## GIVEN REQUEST
All the records that follow need to be reproduced exactly. Omit the images.

[Stored data entries]
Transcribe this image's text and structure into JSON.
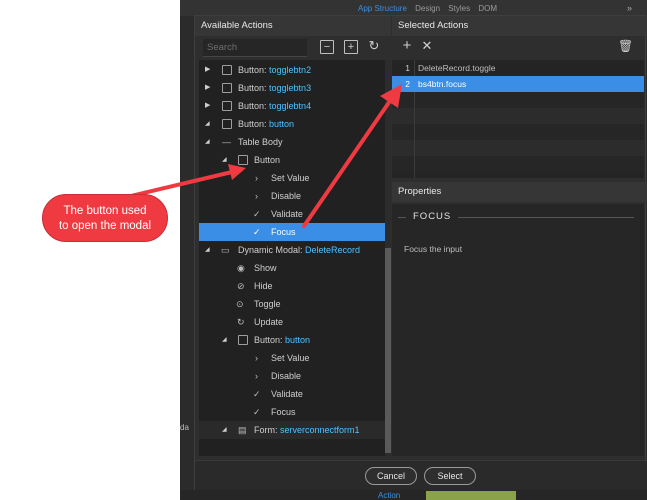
{
  "top_bar": {
    "tabs": [
      "App Structure",
      "Design",
      "Styles",
      "DOM"
    ],
    "chevrons": "»"
  },
  "available_actions": {
    "title": "Available Actions",
    "search_placeholder": "Search",
    "tree": [
      {
        "label": "Button: ",
        "name": "togglebtn2"
      },
      {
        "label": "Button: ",
        "name": "togglebtn3"
      },
      {
        "label": "Button: ",
        "name": "togglebtn4"
      },
      {
        "label": "Button: ",
        "name": "button"
      },
      {
        "label": "Table Body",
        "name": ""
      },
      {
        "label": "Button",
        "name": ""
      },
      {
        "label": "Set Value",
        "name": ""
      },
      {
        "label": "Disable",
        "name": ""
      },
      {
        "label": "Validate",
        "name": ""
      },
      {
        "label": "Focus",
        "name": ""
      },
      {
        "label": "Dynamic Modal: ",
        "name": "DeleteRecord"
      },
      {
        "label": "Show",
        "name": ""
      },
      {
        "label": "Hide",
        "name": ""
      },
      {
        "label": "Toggle",
        "name": ""
      },
      {
        "label": "Update",
        "name": ""
      },
      {
        "label": "Button: ",
        "name": "button"
      },
      {
        "label": "Set Value",
        "name": ""
      },
      {
        "label": "Disable",
        "name": ""
      },
      {
        "label": "Validate",
        "name": ""
      },
      {
        "label": "Focus",
        "name": ""
      },
      {
        "label": "Form: ",
        "name": "serverconnectform1"
      }
    ],
    "selected_index": 9
  },
  "selected_actions": {
    "title": "Selected Actions",
    "items": [
      {
        "num": "1",
        "text": "DeleteRecord.toggle"
      },
      {
        "num": "2",
        "text": "bs4btn.focus"
      }
    ],
    "selected_index": 1
  },
  "properties": {
    "title": "Properties",
    "section_title": "FOCUS",
    "description": "Focus the input"
  },
  "footer": {
    "cancel_label": "Cancel",
    "select_label": "Select"
  },
  "callout": {
    "line1": "The button used",
    "line2": "to open the modal"
  },
  "edge_text": "da",
  "bottom": {
    "action_label": "Action"
  },
  "colors": {
    "selection": "#3a8ee6",
    "callout": "#ef3a42",
    "highlight_name": "#4fc3ff"
  }
}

## TASK SOLUTION
Transcribe this image's text and structure into JSON.
{
  "top_bar": {
    "tabs": [
      "App Structure",
      "Design",
      "Styles",
      "DOM"
    ],
    "chevrons": "»"
  },
  "available_actions": {
    "title": "Available Actions",
    "search_placeholder": "Search",
    "tree": [
      {
        "label": "Button: ",
        "name": "togglebtn2"
      },
      {
        "label": "Button: ",
        "name": "togglebtn3"
      },
      {
        "label": "Button: ",
        "name": "togglebtn4"
      },
      {
        "label": "Button: ",
        "name": "button"
      },
      {
        "label": "Table Body",
        "name": ""
      },
      {
        "label": "Button",
        "name": ""
      },
      {
        "label": "Set Value",
        "name": ""
      },
      {
        "label": "Disable",
        "name": ""
      },
      {
        "label": "Validate",
        "name": ""
      },
      {
        "label": "Focus",
        "name": ""
      },
      {
        "label": "Dynamic Modal: ",
        "name": "DeleteRecord"
      },
      {
        "label": "Show",
        "name": ""
      },
      {
        "label": "Hide",
        "name": ""
      },
      {
        "label": "Toggle",
        "name": ""
      },
      {
        "label": "Update",
        "name": ""
      },
      {
        "label": "Button: ",
        "name": "button"
      },
      {
        "label": "Set Value",
        "name": ""
      },
      {
        "label": "Disable",
        "name": ""
      },
      {
        "label": "Validate",
        "name": ""
      },
      {
        "label": "Focus",
        "name": ""
      },
      {
        "label": "Form: ",
        "name": "serverconnectform1"
      }
    ],
    "selected_index": 9
  },
  "selected_actions": {
    "title": "Selected Actions",
    "items": [
      {
        "num": "1",
        "text": "DeleteRecord.toggle"
      },
      {
        "num": "2",
        "text": "bs4btn.focus"
      }
    ],
    "selected_index": 1
  },
  "properties": {
    "title": "Properties",
    "section_title": "FOCUS",
    "description": "Focus the input"
  },
  "footer": {
    "cancel_label": "Cancel",
    "select_label": "Select"
  },
  "callout": {
    "line1": "The button used",
    "line2": "to open the modal"
  },
  "edge_text": "da",
  "bottom": {
    "action_label": "Action"
  },
  "colors": {
    "selection": "#3a8ee6",
    "callout": "#ef3a42",
    "highlight_name": "#4fc3ff"
  }
}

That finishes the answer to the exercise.